▽

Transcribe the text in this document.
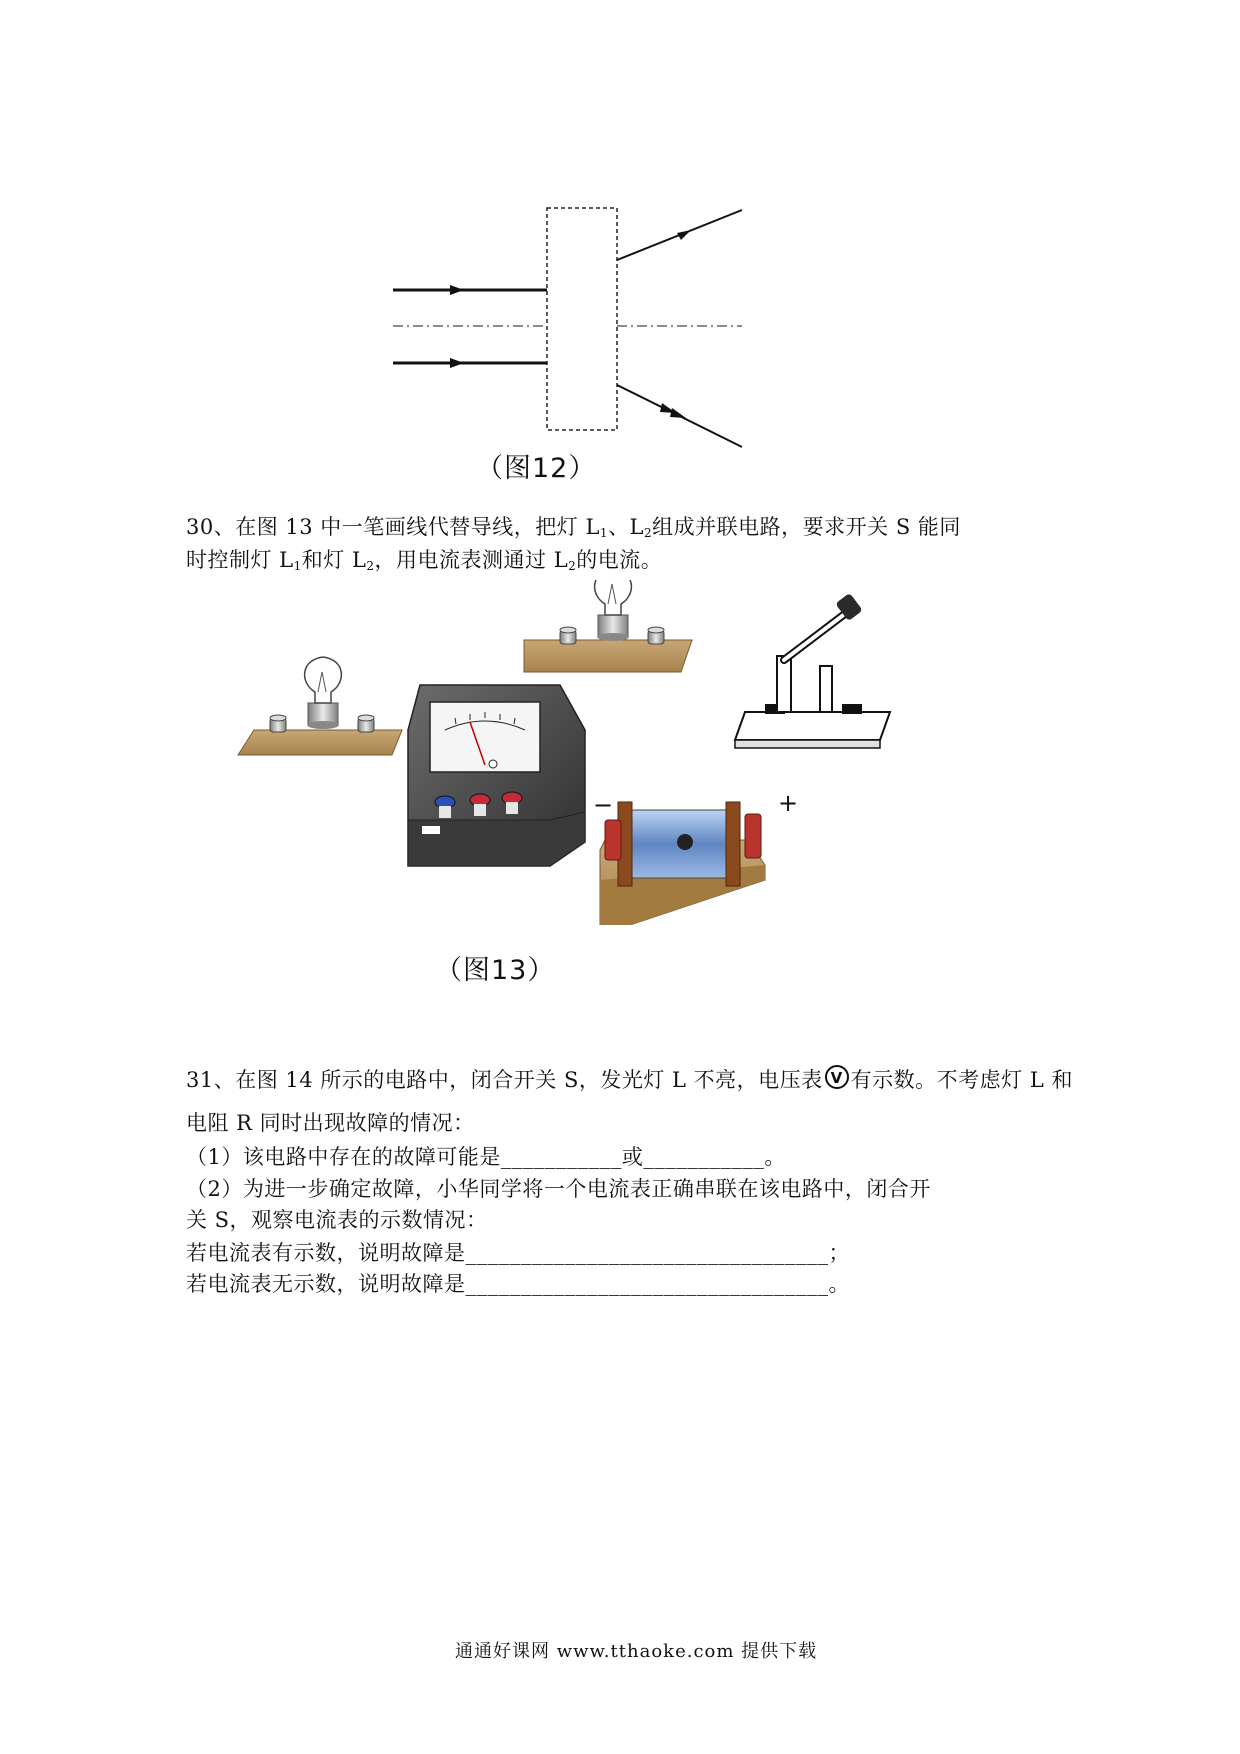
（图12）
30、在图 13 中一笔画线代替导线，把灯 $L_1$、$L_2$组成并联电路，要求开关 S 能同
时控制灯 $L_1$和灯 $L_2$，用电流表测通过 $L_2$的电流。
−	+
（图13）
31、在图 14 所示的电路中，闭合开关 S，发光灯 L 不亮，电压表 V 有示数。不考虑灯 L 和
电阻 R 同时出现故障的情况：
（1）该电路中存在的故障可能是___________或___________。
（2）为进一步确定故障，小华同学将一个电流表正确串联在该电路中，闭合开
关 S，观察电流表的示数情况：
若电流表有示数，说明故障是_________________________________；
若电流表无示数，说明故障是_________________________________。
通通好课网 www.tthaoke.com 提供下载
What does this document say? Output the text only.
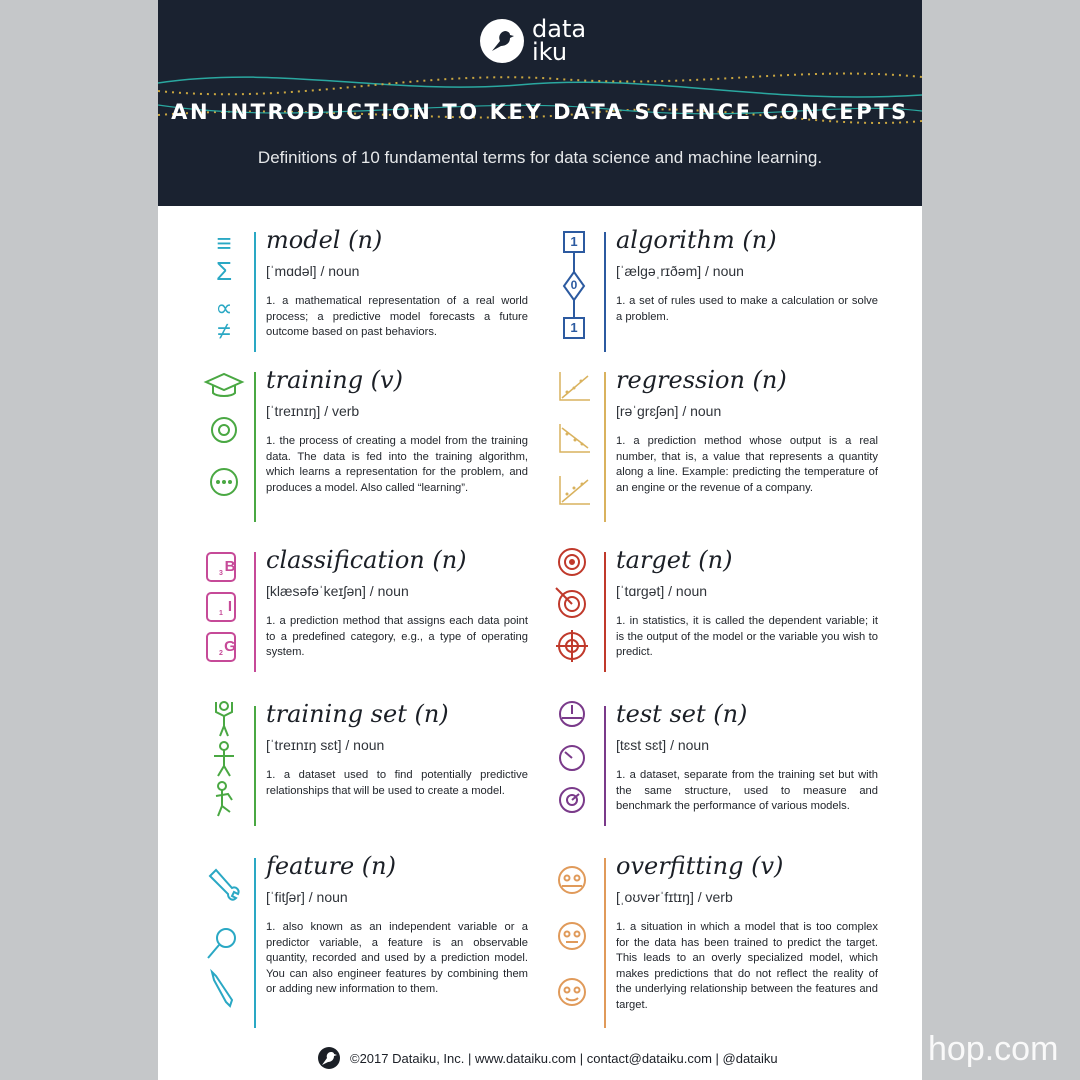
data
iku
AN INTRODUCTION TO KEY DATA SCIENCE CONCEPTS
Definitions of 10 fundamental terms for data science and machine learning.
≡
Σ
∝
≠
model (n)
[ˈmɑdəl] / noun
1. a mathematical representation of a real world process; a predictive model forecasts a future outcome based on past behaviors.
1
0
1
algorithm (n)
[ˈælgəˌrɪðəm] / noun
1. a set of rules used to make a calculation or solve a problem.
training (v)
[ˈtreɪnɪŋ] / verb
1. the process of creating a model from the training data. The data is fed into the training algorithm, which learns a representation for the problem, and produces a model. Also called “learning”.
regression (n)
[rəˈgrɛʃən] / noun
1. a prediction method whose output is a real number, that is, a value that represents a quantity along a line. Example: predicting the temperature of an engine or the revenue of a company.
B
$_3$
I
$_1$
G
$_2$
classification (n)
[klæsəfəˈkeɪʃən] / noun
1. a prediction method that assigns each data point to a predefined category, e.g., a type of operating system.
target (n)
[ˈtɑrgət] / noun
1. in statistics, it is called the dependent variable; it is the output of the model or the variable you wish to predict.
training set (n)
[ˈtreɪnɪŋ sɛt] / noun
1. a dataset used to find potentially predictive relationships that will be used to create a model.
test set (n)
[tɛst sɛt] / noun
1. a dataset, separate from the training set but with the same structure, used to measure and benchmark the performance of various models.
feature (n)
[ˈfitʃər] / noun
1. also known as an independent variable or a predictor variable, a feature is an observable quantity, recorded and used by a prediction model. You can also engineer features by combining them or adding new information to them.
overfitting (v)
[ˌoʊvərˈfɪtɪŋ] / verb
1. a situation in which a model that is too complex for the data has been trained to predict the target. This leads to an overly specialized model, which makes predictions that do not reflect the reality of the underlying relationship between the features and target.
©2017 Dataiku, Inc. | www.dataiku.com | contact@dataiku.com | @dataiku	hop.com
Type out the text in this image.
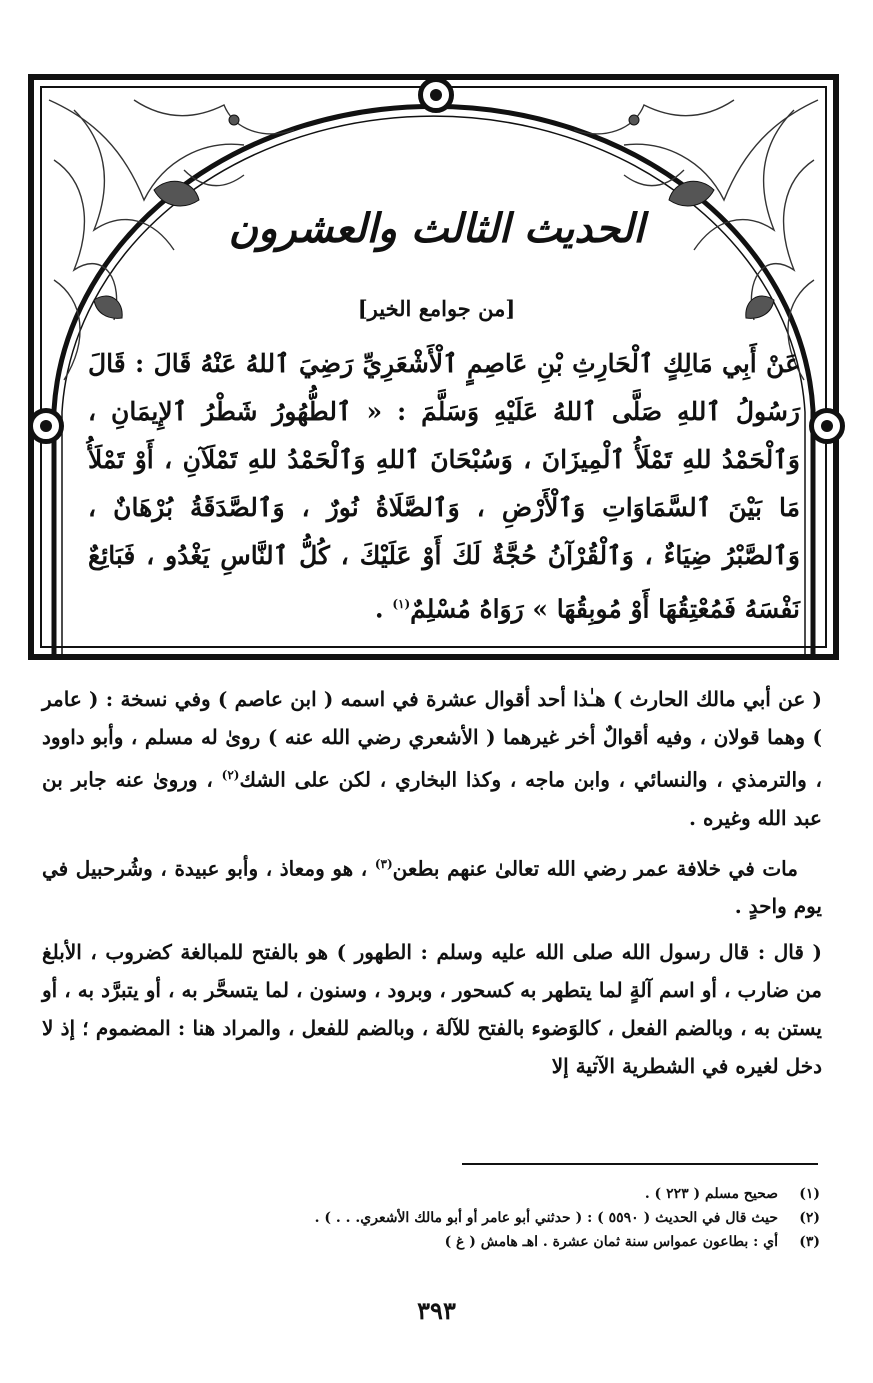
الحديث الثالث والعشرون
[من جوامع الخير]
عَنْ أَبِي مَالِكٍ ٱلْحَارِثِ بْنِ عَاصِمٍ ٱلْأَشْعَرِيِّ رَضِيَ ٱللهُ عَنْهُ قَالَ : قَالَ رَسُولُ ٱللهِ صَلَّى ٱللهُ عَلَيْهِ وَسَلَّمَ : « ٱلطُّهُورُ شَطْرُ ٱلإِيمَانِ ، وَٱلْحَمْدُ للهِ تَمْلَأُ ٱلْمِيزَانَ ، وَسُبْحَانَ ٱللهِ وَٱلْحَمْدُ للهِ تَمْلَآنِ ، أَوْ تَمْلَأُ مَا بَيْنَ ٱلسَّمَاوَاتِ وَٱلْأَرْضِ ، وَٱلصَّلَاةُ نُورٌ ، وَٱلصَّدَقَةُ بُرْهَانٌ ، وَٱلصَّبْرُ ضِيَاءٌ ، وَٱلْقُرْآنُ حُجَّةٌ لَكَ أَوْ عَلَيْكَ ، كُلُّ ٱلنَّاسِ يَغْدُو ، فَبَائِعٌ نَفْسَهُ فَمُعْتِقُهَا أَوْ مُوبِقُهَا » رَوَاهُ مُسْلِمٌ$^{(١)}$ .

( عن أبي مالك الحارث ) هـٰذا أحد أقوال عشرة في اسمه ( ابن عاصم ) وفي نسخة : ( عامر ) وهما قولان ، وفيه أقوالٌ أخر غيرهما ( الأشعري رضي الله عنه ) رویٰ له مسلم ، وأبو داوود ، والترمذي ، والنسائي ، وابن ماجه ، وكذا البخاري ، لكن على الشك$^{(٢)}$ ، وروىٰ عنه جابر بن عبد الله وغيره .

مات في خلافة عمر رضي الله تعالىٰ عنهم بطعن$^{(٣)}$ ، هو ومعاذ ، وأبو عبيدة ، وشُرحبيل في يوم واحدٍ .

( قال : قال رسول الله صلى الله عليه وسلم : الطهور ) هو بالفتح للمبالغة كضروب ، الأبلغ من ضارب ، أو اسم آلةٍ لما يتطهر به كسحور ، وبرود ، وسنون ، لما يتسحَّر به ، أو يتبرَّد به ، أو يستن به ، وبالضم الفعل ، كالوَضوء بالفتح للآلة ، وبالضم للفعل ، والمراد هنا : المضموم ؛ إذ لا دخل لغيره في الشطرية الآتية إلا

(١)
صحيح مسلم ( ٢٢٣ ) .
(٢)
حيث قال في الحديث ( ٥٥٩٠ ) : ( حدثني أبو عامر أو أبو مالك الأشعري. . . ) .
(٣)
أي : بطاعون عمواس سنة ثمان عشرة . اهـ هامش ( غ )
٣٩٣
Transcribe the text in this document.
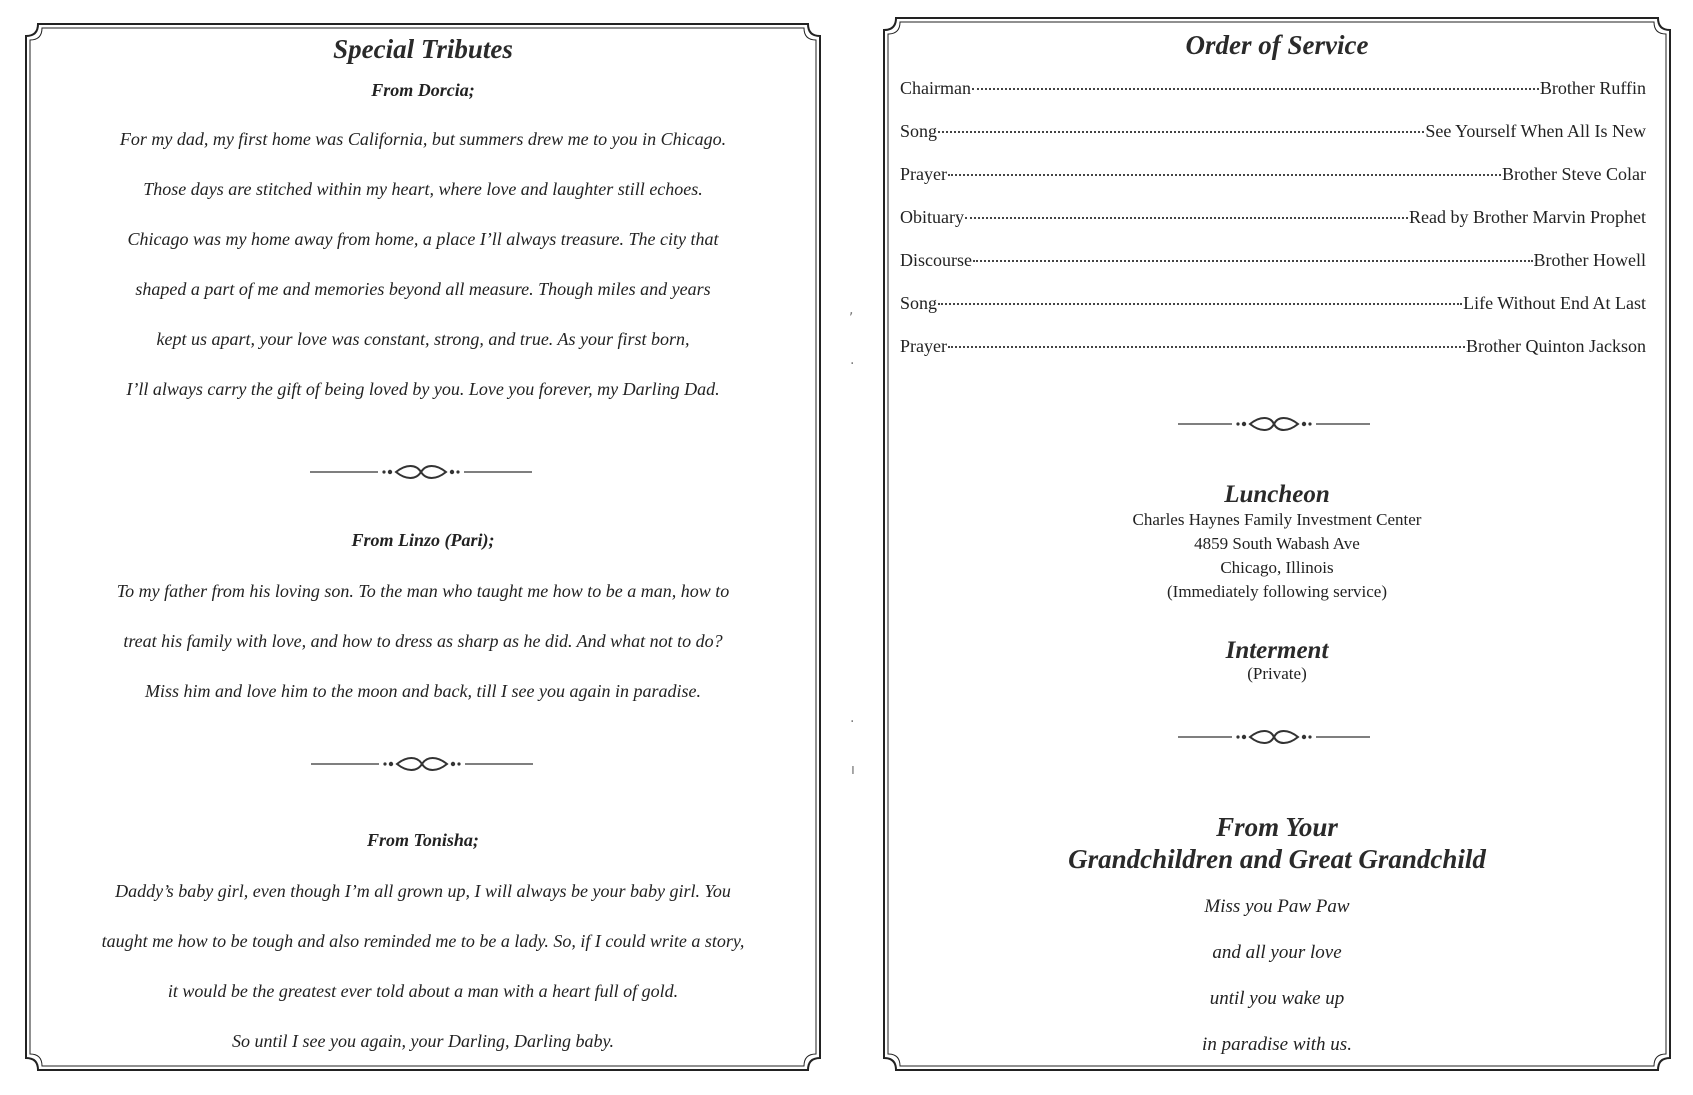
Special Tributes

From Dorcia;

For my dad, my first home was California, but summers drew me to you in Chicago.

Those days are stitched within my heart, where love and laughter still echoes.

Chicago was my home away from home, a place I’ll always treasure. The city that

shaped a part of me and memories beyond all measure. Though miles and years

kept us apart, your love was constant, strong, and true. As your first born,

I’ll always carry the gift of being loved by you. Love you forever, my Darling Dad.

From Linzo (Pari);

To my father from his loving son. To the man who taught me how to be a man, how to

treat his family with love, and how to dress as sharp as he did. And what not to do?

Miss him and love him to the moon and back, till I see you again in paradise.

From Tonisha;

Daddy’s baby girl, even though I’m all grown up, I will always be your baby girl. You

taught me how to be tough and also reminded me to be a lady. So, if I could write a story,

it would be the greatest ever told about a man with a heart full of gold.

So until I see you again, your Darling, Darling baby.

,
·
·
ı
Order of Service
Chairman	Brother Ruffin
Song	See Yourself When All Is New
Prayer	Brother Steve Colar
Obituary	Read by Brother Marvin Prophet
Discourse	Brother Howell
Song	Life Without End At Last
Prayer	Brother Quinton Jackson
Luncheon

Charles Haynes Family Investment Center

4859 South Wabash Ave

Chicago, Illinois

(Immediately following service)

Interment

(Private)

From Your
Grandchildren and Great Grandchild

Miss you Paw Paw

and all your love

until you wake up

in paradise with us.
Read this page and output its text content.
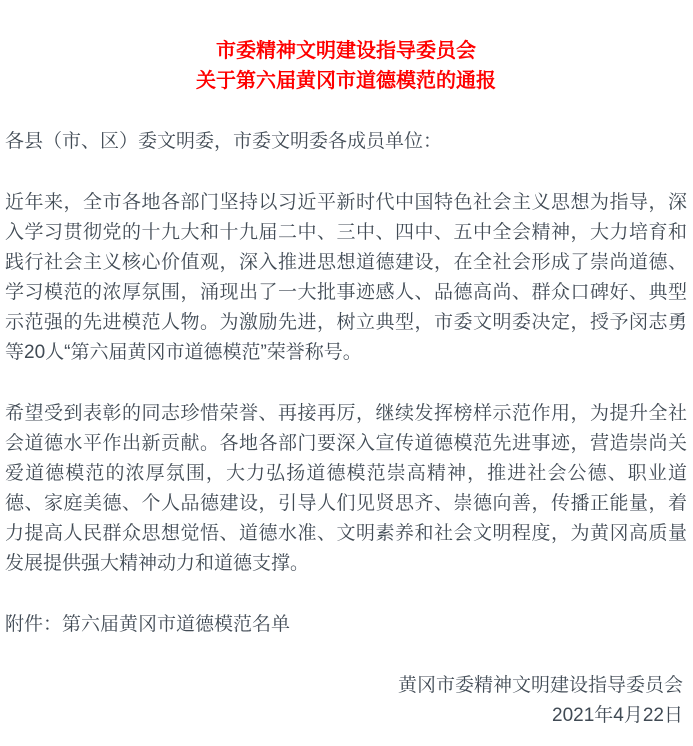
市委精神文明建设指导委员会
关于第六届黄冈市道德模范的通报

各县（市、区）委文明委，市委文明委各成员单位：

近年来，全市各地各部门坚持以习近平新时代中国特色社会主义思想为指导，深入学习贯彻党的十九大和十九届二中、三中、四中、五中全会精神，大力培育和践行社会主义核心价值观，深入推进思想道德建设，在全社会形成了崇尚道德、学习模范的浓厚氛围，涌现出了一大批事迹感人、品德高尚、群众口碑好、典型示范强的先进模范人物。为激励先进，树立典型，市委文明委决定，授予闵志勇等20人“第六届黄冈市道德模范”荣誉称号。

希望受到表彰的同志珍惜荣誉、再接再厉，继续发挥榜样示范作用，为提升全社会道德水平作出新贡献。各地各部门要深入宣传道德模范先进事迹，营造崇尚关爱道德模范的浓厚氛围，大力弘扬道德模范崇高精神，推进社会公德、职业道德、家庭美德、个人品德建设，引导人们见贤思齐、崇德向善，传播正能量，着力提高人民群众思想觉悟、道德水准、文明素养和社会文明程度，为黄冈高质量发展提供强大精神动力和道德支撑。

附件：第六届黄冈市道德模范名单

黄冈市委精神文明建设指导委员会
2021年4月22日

△

Give only the number of lines that include the word "will".

2